In the material below, the lines containing the word "한자리에" are required; copy each of them.

╭─ INPUT FOR THIS TASK

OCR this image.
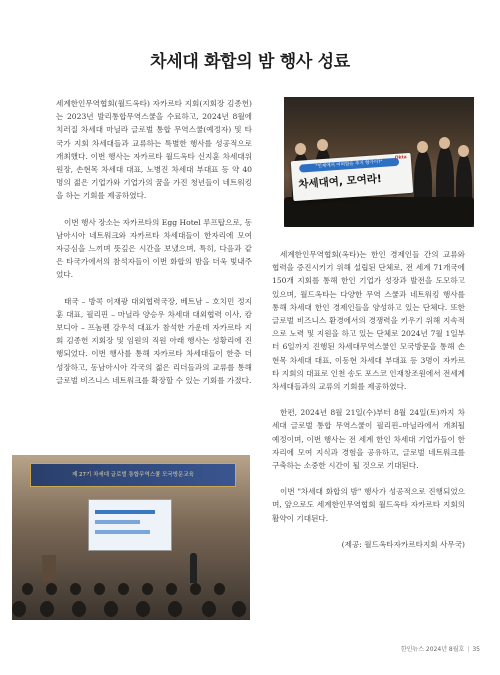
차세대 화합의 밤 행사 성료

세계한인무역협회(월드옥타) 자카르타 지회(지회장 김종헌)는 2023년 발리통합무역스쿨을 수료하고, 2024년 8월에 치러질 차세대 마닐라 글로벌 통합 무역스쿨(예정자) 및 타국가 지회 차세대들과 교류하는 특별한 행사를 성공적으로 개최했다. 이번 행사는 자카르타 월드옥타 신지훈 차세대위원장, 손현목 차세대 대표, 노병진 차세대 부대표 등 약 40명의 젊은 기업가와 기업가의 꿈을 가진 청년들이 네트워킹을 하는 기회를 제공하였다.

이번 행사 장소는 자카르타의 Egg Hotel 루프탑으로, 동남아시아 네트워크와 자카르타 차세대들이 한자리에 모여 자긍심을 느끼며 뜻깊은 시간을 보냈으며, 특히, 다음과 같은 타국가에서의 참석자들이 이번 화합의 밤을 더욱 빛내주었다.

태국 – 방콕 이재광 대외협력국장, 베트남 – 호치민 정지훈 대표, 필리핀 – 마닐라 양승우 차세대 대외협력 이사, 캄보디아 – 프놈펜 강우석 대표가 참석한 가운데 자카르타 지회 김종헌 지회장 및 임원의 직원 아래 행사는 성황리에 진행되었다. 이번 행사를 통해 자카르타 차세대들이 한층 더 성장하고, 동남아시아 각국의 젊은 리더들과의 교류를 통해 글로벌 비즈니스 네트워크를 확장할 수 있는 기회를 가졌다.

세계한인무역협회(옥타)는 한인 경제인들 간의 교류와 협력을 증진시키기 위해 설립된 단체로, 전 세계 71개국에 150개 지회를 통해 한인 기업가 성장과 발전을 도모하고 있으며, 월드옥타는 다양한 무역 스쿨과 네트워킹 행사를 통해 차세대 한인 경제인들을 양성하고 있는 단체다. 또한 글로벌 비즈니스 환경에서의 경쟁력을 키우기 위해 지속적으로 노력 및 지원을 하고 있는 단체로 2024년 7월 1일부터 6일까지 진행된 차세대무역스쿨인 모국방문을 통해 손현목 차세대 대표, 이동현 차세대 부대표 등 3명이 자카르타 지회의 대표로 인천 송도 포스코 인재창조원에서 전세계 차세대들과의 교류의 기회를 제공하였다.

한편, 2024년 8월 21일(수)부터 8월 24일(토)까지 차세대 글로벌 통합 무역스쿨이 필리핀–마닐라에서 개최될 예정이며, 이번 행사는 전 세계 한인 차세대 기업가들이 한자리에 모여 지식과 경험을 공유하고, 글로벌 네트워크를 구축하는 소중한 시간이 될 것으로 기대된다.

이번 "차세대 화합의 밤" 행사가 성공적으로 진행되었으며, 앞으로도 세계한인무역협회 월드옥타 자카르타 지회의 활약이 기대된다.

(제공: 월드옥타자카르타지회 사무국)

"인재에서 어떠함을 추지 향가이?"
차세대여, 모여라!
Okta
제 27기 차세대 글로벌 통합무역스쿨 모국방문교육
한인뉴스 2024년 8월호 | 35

╰─
╭─ INPUT FOR THIS TASK

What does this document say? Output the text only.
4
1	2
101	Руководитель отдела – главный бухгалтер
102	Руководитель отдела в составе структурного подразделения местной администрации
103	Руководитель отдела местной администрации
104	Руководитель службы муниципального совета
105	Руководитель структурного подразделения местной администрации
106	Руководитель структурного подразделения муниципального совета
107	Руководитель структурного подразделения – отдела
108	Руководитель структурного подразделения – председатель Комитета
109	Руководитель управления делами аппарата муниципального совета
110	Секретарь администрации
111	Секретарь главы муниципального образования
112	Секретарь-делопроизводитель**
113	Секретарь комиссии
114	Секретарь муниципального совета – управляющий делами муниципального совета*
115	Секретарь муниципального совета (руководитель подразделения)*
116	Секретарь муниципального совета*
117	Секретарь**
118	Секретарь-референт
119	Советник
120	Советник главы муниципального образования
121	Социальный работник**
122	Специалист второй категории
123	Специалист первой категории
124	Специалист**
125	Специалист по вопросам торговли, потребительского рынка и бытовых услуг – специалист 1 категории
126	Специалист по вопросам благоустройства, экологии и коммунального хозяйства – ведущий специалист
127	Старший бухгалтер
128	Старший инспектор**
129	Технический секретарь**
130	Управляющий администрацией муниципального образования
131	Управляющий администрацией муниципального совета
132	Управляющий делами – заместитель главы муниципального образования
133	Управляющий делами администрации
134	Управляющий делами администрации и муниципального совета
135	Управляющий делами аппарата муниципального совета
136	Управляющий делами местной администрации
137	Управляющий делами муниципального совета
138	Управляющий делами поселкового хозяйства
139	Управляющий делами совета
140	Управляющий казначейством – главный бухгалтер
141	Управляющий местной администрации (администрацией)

╰─

SOLUTION TO THE EXERCISE:
이번 행사 장소는 자카르타의 Egg Hotel 루프탑으로, 동남아시아 네트워크와 자카르타 차세대들이 한자리에 모여 자긍심을 느끼며 뜻깊은 시간을 보냈으며, 특히, 다음과 같은 타국가에서의 참석자들이 이번 화합의 밤을 더욱 빛내주었다.
한편, 2024년 8월 21일(수)부터 8월 24일(토)까지 차세대 글로벌 통합 무역스쿨이 필리핀–마닐라에서 개최될 예정이며, 이번 행사는 전 세계 한인 차세대 기업가들이 한자리에 모여 지식과 경험을 공유하고, 글로벌 네트워크를 구축하는 소중한 시간이 될 것으로 기대된다.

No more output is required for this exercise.